Dataset rows:
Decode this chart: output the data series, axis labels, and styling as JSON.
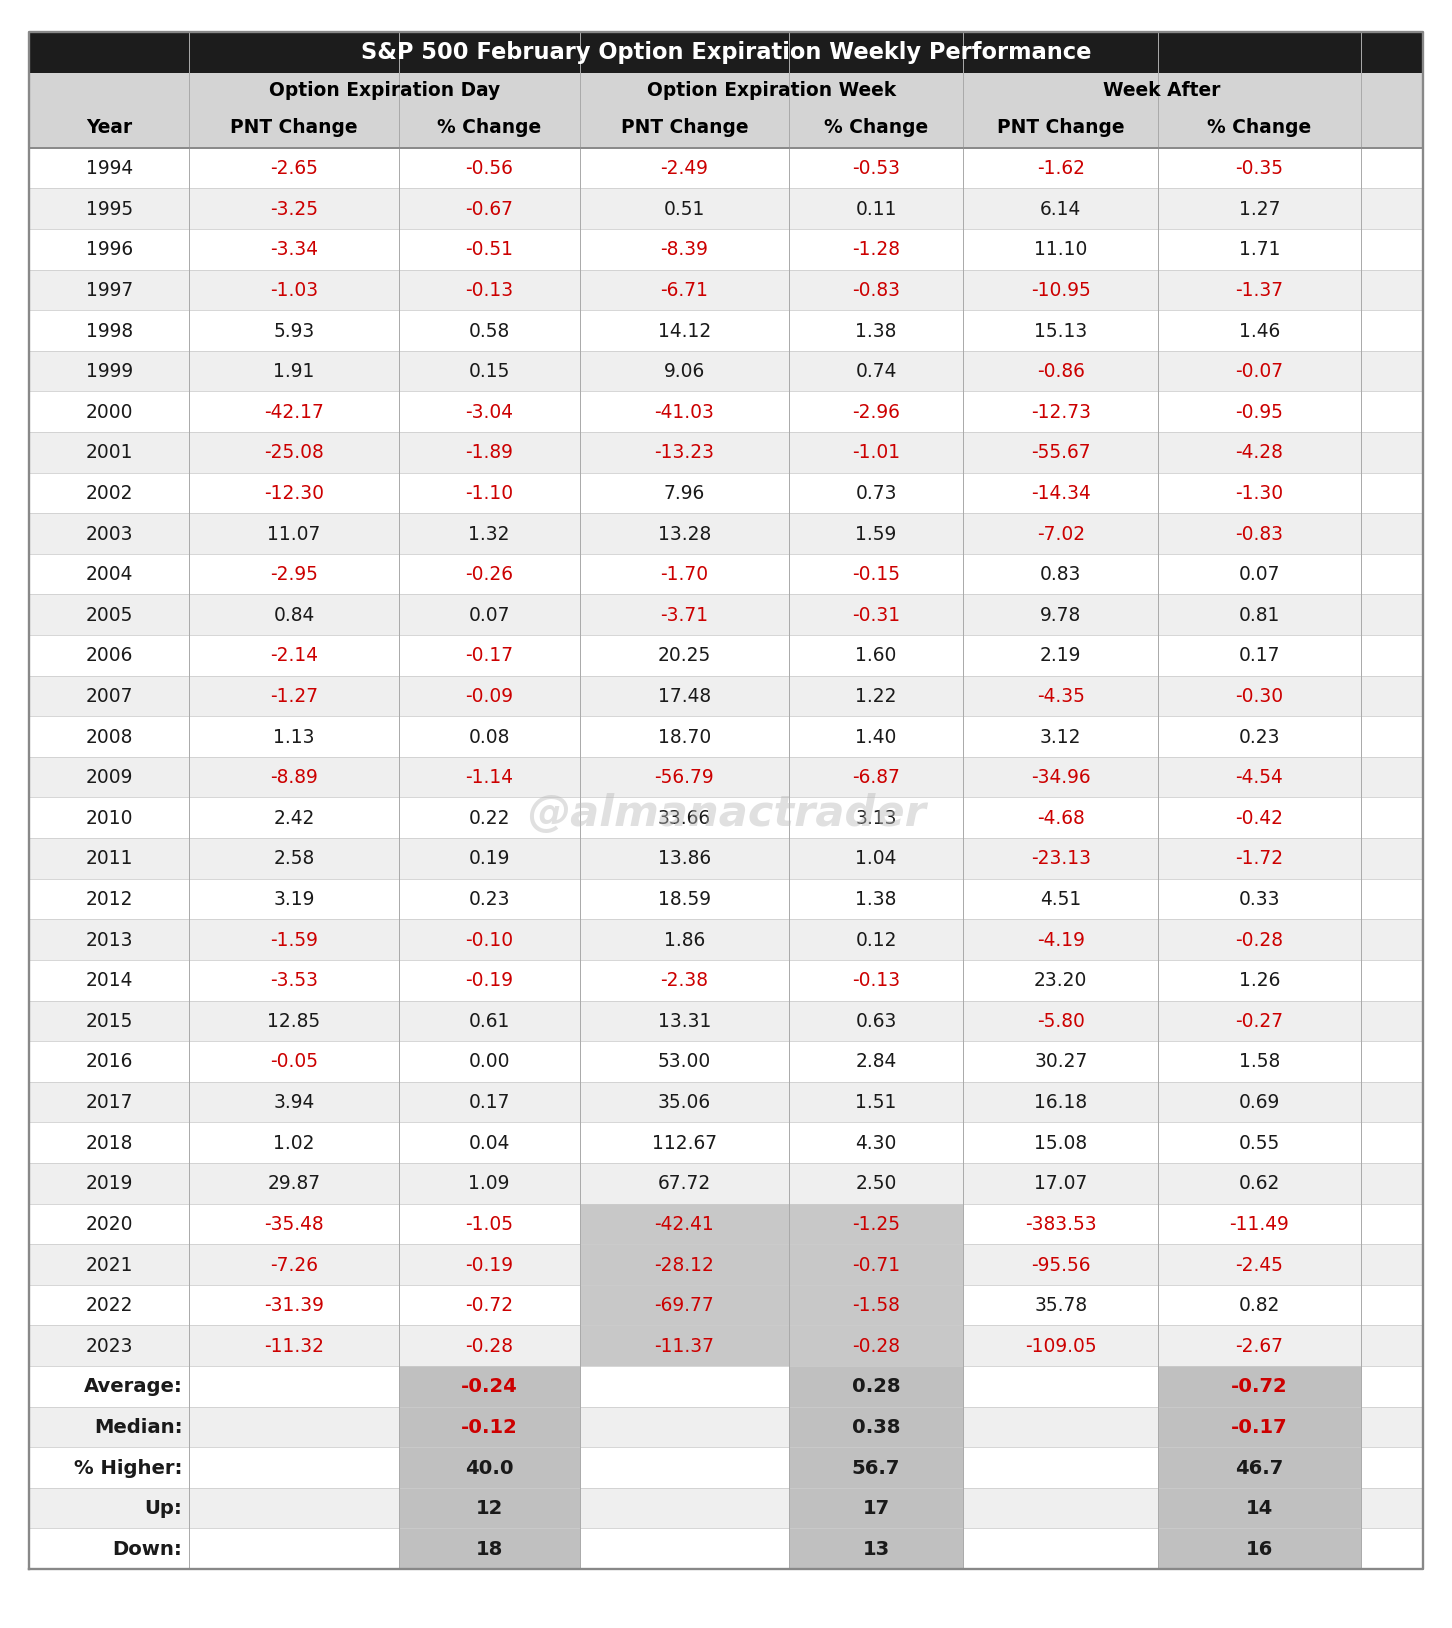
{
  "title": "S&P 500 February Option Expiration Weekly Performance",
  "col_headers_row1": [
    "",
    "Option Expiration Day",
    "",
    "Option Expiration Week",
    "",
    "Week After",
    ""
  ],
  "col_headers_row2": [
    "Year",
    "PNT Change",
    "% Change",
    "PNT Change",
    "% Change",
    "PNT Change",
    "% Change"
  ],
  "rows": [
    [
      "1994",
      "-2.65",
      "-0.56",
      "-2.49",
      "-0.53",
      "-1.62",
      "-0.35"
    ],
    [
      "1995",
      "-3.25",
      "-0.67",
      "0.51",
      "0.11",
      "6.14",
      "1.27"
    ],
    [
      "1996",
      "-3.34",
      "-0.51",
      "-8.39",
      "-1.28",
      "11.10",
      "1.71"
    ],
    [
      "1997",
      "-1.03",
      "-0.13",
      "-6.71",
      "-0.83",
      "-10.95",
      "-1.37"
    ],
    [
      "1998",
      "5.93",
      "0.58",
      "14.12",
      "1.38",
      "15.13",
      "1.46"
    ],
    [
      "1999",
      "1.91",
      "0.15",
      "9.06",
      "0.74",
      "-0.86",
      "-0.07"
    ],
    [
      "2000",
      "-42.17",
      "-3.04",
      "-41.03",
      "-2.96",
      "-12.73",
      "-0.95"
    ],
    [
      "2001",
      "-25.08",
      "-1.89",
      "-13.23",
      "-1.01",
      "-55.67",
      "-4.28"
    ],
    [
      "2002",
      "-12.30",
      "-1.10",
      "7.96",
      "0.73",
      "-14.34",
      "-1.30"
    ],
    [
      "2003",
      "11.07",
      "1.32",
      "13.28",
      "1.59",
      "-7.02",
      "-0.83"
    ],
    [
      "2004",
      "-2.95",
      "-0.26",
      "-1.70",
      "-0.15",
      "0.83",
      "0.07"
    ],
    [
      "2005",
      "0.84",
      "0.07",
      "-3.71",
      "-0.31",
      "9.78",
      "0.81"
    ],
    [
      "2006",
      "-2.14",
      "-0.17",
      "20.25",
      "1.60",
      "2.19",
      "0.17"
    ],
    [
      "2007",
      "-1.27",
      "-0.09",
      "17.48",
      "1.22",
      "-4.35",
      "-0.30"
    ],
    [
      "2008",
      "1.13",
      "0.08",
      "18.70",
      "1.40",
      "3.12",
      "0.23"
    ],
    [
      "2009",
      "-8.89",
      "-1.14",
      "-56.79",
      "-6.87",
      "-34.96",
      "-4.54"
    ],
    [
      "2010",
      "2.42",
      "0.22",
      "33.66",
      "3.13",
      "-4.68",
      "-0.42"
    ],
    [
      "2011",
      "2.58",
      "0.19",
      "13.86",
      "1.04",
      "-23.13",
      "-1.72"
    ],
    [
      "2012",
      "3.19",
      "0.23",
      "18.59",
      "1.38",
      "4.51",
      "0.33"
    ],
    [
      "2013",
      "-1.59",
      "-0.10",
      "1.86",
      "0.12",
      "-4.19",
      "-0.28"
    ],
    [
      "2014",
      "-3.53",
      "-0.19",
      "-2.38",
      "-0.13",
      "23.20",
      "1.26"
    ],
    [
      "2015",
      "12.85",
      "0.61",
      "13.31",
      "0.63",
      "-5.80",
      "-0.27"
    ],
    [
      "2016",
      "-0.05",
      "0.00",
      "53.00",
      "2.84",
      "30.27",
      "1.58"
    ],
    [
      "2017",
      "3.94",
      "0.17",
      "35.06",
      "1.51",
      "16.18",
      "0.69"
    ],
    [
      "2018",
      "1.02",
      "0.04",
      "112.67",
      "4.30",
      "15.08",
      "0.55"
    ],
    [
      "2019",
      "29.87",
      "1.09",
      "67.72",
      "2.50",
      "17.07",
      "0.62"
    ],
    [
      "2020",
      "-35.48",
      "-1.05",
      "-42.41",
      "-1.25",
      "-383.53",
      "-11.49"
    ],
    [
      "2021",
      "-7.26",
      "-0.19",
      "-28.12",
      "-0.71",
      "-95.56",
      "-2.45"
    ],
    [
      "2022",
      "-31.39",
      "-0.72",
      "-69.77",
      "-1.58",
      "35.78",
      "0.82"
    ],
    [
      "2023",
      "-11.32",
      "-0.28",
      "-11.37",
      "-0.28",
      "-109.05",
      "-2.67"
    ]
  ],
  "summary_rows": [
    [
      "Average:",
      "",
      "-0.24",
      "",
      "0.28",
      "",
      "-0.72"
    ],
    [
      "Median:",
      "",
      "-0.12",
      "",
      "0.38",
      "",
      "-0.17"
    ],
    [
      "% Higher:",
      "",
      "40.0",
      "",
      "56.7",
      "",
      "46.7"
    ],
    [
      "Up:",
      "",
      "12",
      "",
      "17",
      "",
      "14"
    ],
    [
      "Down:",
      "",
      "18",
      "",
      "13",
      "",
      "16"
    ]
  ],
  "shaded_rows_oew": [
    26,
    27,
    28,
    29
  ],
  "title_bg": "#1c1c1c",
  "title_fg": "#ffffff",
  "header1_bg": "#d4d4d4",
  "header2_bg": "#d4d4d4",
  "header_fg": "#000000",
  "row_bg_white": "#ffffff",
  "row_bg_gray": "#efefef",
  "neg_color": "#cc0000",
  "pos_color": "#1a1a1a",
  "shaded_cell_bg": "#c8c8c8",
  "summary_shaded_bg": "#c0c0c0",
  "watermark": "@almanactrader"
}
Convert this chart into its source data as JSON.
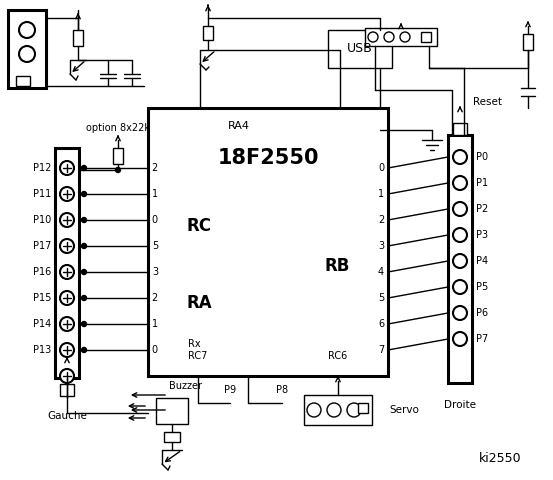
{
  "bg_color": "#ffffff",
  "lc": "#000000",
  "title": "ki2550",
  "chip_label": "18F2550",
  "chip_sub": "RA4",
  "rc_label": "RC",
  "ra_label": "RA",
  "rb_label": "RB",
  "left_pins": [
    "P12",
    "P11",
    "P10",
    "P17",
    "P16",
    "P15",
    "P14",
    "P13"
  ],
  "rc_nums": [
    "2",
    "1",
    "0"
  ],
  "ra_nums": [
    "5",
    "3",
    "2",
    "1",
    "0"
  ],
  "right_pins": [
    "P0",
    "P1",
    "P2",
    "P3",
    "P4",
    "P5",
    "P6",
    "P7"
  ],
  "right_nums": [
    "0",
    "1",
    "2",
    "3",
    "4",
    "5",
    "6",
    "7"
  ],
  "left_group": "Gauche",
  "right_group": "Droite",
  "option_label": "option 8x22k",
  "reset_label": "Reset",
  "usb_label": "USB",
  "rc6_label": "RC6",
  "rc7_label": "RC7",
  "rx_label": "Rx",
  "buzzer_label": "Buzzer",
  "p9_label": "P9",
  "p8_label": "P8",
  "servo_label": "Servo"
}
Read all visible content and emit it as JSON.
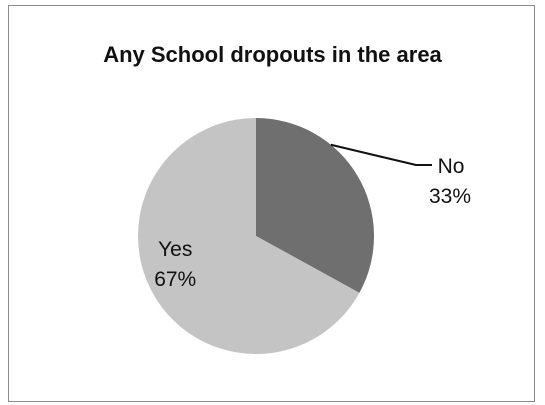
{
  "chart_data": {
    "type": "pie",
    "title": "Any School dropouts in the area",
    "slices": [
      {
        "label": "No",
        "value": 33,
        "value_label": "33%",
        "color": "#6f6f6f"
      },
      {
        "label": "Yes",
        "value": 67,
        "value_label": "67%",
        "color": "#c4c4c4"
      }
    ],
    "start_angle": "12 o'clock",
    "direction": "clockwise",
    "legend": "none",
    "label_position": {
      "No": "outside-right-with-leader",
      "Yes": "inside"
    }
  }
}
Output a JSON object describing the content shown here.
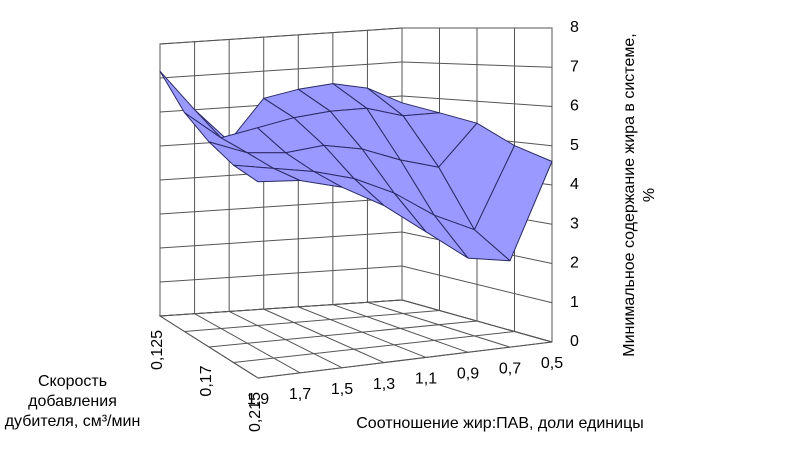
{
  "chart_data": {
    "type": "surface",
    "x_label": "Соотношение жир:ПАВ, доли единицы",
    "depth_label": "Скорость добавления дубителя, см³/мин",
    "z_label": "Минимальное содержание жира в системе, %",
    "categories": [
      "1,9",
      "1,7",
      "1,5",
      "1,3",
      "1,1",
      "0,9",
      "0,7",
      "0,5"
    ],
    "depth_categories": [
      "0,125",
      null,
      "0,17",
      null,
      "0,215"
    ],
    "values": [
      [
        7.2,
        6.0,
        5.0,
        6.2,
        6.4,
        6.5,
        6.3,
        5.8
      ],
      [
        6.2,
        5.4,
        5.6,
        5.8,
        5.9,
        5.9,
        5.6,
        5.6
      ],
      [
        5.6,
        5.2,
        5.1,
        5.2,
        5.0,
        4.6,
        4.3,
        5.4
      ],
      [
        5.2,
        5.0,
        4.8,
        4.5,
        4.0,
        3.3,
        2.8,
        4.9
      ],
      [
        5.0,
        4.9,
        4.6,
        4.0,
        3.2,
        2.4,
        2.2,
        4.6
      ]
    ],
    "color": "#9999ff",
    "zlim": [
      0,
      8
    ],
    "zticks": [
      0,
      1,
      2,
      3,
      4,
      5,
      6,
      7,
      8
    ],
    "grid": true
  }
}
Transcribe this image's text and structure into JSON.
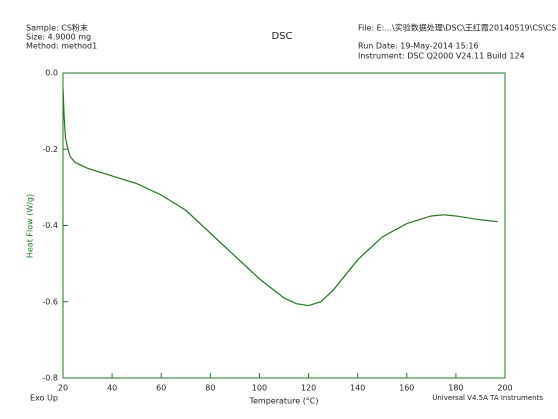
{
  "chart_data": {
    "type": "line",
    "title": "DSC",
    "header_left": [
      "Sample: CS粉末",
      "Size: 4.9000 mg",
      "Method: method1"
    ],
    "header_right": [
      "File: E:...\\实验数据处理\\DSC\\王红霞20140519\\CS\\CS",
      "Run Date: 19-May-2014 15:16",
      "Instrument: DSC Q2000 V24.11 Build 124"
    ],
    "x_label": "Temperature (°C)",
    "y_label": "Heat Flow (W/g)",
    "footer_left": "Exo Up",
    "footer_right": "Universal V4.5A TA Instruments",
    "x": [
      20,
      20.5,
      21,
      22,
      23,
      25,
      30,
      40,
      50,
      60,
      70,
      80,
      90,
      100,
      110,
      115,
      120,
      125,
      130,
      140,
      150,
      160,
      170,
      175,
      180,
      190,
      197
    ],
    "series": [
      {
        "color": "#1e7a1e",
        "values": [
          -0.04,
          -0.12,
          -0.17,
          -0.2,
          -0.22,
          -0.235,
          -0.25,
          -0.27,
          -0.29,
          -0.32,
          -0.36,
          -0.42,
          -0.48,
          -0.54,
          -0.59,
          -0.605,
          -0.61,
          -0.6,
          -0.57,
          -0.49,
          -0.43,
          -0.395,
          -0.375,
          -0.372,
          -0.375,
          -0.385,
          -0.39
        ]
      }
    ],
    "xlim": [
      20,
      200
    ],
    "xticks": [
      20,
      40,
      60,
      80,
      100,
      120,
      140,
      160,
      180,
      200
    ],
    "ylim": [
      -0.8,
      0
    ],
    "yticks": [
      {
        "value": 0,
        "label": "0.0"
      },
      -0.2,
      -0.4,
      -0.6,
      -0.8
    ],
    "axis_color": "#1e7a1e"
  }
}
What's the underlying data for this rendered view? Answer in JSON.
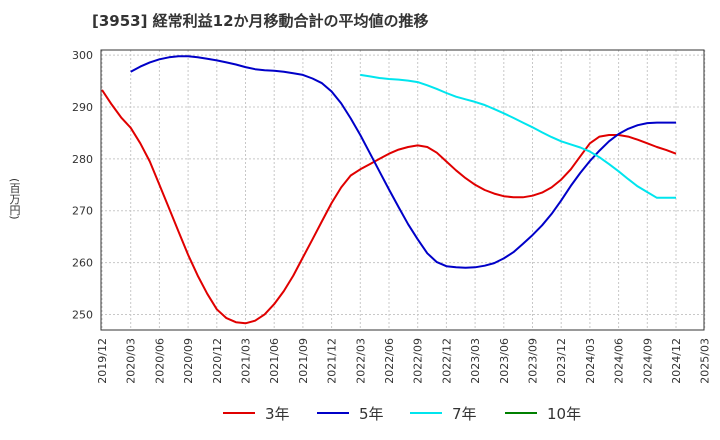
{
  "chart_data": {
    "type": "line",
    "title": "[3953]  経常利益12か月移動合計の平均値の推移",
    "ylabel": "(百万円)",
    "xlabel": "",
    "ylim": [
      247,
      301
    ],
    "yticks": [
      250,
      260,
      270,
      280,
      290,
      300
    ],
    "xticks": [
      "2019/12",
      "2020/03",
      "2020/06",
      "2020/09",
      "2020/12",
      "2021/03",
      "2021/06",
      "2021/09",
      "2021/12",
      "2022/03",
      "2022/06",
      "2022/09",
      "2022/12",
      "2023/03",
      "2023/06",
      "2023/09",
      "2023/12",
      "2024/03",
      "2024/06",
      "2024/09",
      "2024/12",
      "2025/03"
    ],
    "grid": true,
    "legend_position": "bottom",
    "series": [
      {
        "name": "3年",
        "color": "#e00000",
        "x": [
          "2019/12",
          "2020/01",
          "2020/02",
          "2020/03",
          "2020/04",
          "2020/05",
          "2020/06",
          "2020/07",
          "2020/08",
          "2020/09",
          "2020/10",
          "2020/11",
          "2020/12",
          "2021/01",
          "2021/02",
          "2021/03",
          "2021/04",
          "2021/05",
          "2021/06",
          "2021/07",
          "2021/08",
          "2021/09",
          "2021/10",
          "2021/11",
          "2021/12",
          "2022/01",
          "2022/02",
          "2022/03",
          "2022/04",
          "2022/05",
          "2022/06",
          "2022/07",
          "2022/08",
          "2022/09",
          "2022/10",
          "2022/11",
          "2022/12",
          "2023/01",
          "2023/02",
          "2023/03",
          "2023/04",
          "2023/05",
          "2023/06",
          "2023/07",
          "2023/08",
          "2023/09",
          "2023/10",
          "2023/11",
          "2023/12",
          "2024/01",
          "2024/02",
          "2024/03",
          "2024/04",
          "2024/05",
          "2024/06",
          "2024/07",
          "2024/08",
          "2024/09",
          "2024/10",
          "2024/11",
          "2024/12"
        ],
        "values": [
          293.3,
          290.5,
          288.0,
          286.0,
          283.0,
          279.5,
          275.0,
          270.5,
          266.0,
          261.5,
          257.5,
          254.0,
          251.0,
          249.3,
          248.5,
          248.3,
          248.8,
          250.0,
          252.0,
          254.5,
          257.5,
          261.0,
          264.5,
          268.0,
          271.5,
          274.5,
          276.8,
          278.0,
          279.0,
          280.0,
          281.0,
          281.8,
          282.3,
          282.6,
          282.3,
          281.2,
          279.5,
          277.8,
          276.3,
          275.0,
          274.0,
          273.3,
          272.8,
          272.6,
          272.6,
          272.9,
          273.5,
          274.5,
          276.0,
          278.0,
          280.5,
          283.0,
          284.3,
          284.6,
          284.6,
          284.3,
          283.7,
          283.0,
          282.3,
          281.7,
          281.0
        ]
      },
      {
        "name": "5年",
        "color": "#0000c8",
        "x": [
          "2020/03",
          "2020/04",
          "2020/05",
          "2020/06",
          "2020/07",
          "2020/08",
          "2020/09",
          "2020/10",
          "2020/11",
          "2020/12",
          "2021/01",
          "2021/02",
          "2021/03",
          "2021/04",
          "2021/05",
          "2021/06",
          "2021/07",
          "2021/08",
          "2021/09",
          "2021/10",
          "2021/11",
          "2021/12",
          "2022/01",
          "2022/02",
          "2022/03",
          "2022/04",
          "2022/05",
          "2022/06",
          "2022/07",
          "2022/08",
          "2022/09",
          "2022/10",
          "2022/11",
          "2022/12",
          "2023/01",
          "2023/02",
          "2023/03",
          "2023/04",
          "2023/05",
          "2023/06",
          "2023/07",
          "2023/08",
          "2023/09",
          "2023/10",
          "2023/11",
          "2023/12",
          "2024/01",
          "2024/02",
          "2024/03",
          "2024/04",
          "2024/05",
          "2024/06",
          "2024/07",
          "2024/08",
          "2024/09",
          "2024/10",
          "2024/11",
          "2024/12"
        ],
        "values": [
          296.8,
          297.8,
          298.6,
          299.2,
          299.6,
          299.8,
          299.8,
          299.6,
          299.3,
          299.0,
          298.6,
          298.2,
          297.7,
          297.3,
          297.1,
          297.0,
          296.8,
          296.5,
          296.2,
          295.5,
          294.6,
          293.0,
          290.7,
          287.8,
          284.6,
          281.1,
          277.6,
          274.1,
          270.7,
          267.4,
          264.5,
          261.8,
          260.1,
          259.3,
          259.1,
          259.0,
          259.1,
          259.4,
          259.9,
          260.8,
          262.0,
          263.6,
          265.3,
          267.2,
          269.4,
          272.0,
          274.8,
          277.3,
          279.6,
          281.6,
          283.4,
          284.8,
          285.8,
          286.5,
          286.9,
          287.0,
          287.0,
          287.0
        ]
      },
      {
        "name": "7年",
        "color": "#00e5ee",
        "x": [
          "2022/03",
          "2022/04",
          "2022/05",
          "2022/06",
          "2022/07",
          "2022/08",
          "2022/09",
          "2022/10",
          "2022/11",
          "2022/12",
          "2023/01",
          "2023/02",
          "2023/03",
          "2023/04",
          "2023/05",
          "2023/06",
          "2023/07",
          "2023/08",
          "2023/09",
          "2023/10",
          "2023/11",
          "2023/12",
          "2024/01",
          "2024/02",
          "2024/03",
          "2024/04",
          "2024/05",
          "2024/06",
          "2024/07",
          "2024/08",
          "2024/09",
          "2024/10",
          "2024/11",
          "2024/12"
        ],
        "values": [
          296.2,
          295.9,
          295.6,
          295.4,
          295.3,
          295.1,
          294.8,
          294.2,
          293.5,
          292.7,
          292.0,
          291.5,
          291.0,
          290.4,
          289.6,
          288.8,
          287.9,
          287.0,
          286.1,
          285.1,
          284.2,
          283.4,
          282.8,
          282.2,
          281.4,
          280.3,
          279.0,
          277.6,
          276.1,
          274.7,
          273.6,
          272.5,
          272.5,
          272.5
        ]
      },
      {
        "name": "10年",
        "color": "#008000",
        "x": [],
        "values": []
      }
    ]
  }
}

What is asked:
Which lines above hold the word "content"? Copy each of them.

Result:
Read all visible content and emit it as JSON.
Output a JSON object describing the content shown here.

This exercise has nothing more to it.